▶ _YOUR GOAL_
All records below must be retyped exactly.

"""

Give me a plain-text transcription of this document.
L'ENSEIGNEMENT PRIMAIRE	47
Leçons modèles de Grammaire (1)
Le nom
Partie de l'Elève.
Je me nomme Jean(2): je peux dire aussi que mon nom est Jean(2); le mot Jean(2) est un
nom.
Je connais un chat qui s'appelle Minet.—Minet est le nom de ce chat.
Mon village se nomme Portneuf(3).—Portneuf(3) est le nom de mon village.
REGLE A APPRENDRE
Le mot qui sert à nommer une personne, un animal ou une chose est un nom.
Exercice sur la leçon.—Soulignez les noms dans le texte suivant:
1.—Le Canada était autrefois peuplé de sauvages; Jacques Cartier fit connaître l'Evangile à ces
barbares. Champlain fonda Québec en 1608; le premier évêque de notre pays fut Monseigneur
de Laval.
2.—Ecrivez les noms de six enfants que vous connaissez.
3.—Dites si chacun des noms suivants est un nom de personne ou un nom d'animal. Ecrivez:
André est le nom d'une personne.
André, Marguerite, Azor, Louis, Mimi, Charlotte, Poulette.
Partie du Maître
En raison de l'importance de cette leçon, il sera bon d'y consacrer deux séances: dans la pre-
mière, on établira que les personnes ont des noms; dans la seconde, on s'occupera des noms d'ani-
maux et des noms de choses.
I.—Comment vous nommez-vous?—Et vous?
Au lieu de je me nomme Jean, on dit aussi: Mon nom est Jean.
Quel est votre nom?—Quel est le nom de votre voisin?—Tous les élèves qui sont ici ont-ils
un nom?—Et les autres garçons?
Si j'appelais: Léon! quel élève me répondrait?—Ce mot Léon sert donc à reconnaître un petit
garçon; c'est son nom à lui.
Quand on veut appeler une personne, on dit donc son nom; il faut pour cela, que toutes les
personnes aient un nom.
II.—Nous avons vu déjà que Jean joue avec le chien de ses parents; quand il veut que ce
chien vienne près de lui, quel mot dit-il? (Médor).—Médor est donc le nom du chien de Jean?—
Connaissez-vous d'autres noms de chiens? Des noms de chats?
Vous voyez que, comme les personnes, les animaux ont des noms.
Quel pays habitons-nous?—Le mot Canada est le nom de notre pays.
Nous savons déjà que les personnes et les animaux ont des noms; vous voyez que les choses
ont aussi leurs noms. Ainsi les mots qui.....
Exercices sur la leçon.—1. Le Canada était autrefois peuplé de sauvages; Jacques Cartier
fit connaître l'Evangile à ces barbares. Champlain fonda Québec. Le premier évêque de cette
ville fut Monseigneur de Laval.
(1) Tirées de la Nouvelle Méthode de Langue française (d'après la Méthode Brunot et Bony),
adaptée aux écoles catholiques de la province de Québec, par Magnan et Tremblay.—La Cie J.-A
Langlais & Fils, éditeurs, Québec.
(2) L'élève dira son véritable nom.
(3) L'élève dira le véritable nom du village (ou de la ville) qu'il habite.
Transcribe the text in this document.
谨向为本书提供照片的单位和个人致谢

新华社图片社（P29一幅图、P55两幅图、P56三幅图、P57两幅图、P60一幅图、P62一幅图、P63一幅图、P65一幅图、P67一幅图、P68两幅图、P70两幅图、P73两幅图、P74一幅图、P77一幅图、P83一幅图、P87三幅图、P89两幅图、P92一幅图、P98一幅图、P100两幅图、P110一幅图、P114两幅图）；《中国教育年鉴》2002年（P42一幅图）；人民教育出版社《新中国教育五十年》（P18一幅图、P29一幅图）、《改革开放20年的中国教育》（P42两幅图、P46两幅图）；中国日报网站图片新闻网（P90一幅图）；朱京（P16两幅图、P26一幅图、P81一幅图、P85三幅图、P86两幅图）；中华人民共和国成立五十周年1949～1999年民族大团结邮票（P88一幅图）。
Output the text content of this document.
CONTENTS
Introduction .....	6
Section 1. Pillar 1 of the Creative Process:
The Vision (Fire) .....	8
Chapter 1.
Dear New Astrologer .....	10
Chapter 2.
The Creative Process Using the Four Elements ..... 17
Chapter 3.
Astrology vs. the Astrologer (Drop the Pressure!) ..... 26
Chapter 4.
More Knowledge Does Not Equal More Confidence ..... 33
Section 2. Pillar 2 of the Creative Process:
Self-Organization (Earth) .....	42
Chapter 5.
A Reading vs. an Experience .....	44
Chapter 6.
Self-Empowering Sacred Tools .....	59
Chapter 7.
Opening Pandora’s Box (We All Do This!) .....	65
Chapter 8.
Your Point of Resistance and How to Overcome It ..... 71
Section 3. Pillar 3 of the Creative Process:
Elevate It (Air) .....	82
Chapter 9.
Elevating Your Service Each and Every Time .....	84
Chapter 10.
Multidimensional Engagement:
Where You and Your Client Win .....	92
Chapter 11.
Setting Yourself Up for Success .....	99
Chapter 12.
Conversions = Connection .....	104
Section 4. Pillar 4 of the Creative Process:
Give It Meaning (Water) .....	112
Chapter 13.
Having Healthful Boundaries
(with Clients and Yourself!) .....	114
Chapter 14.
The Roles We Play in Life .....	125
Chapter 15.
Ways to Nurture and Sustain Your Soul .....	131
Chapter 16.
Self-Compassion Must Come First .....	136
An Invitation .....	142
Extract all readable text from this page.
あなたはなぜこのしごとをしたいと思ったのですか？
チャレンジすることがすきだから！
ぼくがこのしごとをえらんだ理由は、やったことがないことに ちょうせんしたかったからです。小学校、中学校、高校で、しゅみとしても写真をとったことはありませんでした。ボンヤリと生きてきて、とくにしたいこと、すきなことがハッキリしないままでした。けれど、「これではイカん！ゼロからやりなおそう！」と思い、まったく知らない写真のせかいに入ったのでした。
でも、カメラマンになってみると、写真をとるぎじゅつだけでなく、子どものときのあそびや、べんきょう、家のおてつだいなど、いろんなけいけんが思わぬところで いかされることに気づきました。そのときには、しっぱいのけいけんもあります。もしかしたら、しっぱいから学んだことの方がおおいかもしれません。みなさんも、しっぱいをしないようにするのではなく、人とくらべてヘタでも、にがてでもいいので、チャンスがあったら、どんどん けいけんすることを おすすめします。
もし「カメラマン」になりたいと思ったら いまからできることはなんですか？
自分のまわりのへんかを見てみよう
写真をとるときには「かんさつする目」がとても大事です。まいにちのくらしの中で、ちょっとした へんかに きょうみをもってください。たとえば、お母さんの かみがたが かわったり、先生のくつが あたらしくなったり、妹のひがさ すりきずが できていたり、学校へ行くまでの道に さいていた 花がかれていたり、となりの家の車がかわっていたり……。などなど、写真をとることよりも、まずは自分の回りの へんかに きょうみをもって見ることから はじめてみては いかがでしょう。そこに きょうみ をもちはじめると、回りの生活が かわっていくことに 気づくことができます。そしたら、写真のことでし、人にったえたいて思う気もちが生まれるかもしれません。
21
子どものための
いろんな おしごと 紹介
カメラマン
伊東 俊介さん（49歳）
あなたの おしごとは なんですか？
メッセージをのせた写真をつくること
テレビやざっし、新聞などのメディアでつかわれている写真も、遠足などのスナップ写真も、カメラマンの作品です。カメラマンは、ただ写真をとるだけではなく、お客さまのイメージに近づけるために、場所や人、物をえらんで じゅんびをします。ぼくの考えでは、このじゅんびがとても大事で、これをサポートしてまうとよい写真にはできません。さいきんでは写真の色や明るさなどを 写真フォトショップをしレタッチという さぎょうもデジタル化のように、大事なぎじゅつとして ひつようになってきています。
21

"""

▶ _COMPLETE OUTPUT_
Give me a plain-text transcription of this document.
L'ENSEIGNEMENT PRIMAIRE	47
Leçons modèles de Grammaire (1)
Le nom
Partie de l'Elève.
Je me nomme Jean(2): je peux dire aussi que mon nom est Jean(2); le mot Jean(2) est un
nom.
Je connais un chat qui s'appelle Minet.—Minet est le nom de ce chat.
Mon village se nomme Portneuf(3).—Portneuf(3) est le nom de mon village.
REGLE A APPRENDRE
Le mot qui sert à nommer une personne, un animal ou une chose est un nom.
Exercice sur la leçon.—Soulignez les noms dans le texte suivant:
1.—Le Canada était autrefois peuplé de sauvages; Jacques Cartier fit connaître l'Evangile à ces
barbares. Champlain fonda Québec en 1608; le premier évêque de notre pays fut Monseigneur
de Laval.
2.—Ecrivez les noms de six enfants que vous connaissez.
3.—Dites si chacun des noms suivants est un nom de personne ou un nom d'animal. Ecrivez:
André est le nom d'une personne.
André, Marguerite, Azor, Louis, Mimi, Charlotte, Poulette.
Partie du Maître
En raison de l'importance de cette leçon, il sera bon d'y consacrer deux séances: dans la pre-
mière, on établira que les personnes ont des noms; dans la seconde, on s'occupera des noms d'ani-
maux et des noms de choses.
I.—Comment vous nommez-vous?—Et vous?
Au lieu de je me nomme Jean, on dit aussi: Mon nom est Jean.
Quel est votre nom?—Quel est le nom de votre voisin?—Tous les élèves qui sont ici ont-ils
un nom?—Et les autres garçons?
Si j'appelais: Léon! quel élève me répondrait?—Ce mot Léon sert donc à reconnaître un petit
garçon; c'est son nom à lui.
Quand on veut appeler une personne, on dit donc son nom; il faut pour cela, que toutes les
personnes aient un nom.
II.—Nous avons vu déjà que Jean joue avec le chien de ses parents; quand il veut que ce
chien vienne près de lui, quel mot dit-il? (Médor).—Médor est donc le nom du chien de Jean?—
Connaissez-vous d'autres noms de chiens? Des noms de chats?
Vous voyez que, comme les personnes, les animaux ont des noms.
Quel pays habitons-nous?—Le mot Canada est le nom de notre pays.
Nous savons déjà que les personnes et les animaux ont des noms; vous voyez que les choses
ont aussi leurs noms. Ainsi les mots qui.....
Exercices sur la leçon.—1. Le Canada était autrefois peuplé de sauvages; Jacques Cartier
fit connaître l'Evangile à ces barbares. Champlain fonda Québec. Le premier évêque de cette
ville fut Monseigneur de Laval.
(1) Tirées de la Nouvelle Méthode de Langue française (d'après la Méthode Brunot et Bony),
adaptée aux écoles catholiques de la province de Québec, par Magnan et Tremblay.—La Cie J.-A
Langlais & Fils, éditeurs, Québec.
(2) L'élève dira son véritable nom.
(3) L'élève dira le véritable nom du village (ou de la ville) qu'il habite.
Transcribe the text in this document.
谨向为本书提供照片的单位和个人致谢

新华社图片社（P29一幅图、P55两幅图、P56三幅图、P57两幅图、P60一幅图、P62一幅图、P63一幅图、P65一幅图、P67一幅图、P68两幅图、P70两幅图、P73两幅图、P74一幅图、P77一幅图、P83一幅图、P87三幅图、P89两幅图、P92一幅图、P98一幅图、P100两幅图、P110一幅图、P114两幅图）；《中国教育年鉴》2002年（P42一幅图）；人民教育出版社《新中国教育五十年》（P18一幅图、P29一幅图）、《改革开放20年的中国教育》（P42两幅图、P46两幅图）；中国日报网站图片新闻网（P90一幅图）；朱京（P16两幅图、P26一幅图、P81一幅图、P85三幅图、P86两幅图）；中华人民共和国成立五十周年1949～1999年民族大团结邮票（P88一幅图）。
Output the text content of this document.
CONTENTS
Introduction .....	6
Section 1. Pillar 1 of the Creative Process:
The Vision (Fire) .....	8
Chapter 1.
Dear New Astrologer .....	10
Chapter 2.
The Creative Process Using the Four Elements ..... 17
Chapter 3.
Astrology vs. the Astrologer (Drop the Pressure!) ..... 26
Chapter 4.
More Knowledge Does Not Equal More Confidence ..... 33
Section 2. Pillar 2 of the Creative Process:
Self-Organization (Earth) .....	42
Chapter 5.
A Reading vs. an Experience .....	44
Chapter 6.
Self-Empowering Sacred Tools .....	59
Chapter 7.
Opening Pandora’s Box (We All Do This!) .....	65
Chapter 8.
Your Point of Resistance and How to Overcome It ..... 71
Section 3. Pillar 3 of the Creative Process:
Elevate It (Air) .....	82
Chapter 9.
Elevating Your Service Each and Every Time .....	84
Chapter 10.
Multidimensional Engagement:
Where You and Your Client Win .....	92
Chapter 11.
Setting Yourself Up for Success .....	99
Chapter 12.
Conversions = Connection .....	104
Section 4. Pillar 4 of the Creative Process:
Give It Meaning (Water) .....	112
Chapter 13.
Having Healthful Boundaries
(with Clients and Yourself!) .....	114
Chapter 14.
The Roles We Play in Life .....	125
Chapter 15.
Ways to Nurture and Sustain Your Soul .....	131
Chapter 16.
Self-Compassion Must Come First .....	136
An Invitation .....	142
Extract all readable text from this page.
あなたはなぜこのしごとをしたいと思ったのですか？
チャレンジすることがすきだから！
ぼくがこのしごとをえらんだ理由は、やったことがないことに ちょうせんしたかったからです。小学校、中学校、高校で、しゅみとしても写真をとったことはありませんでした。ボンヤリと生きてきて、とくにしたいこと、すきなことがハッキリしないままでした。けれど、「これではイカん！ゼロからやりなおそう！」と思い、まったく知らない写真のせかいに入ったのでした。
でも、カメラマンになってみると、写真をとるぎじゅつだけでなく、子どものときのあそびや、べんきょう、家のおてつだいなど、いろんなけいけんが思わぬところで いかされることに気づきました。そのときには、しっぱいのけいけんもあります。もしかしたら、しっぱいから学んだことの方がおおいかもしれません。みなさんも、しっぱいをしないようにするのではなく、人とくらべてヘタでも、にがてでもいいので、チャンスがあったら、どんどん けいけんすることを おすすめします。
もし「カメラマン」になりたいと思ったら いまからできることはなんですか？
自分のまわりのへんかを見てみよう
写真をとるときには「かんさつする目」がとても大事です。まいにちのくらしの中で、ちょっとした へんかに きょうみをもってください。たとえば、お母さんの かみがたが かわったり、先生のくつが あたらしくなったり、妹のひがさ すりきずが できていたり、学校へ行くまでの道に さいていた 花がかれていたり、となりの家の車がかわっていたり……。などなど、写真をとることよりも、まずは自分の回りの へんかに きょうみをもって見ることから はじめてみては いかがでしょう。そこに きょうみ をもちはじめると、回りの生活が かわっていくことに 気づくことができます。そしたら、写真のことでし、人にったえたいて思う気もちが生まれるかもしれません。
21
子どものための
いろんな おしごと 紹介
カメラマン
伊東 俊介さん（49歳）
あなたの おしごとは なんですか？
メッセージをのせた写真をつくること
テレビやざっし、新聞などのメディアでつかわれている写真も、遠足などのスナップ写真も、カメラマンの作品です。カメラマンは、ただ写真をとるだけではなく、お客さまのイメージに近づけるために、場所や人、物をえらんで じゅんびをします。ぼくの考えでは、このじゅんびがとても大事で、これをサポートしてまうとよい写真にはできません。さいきんでは写真の色や明るさなどを 写真フォトショップをしレタッチという さぎょうもデジタル化のように、大事なぎじゅつとして ひつようになってきています。
21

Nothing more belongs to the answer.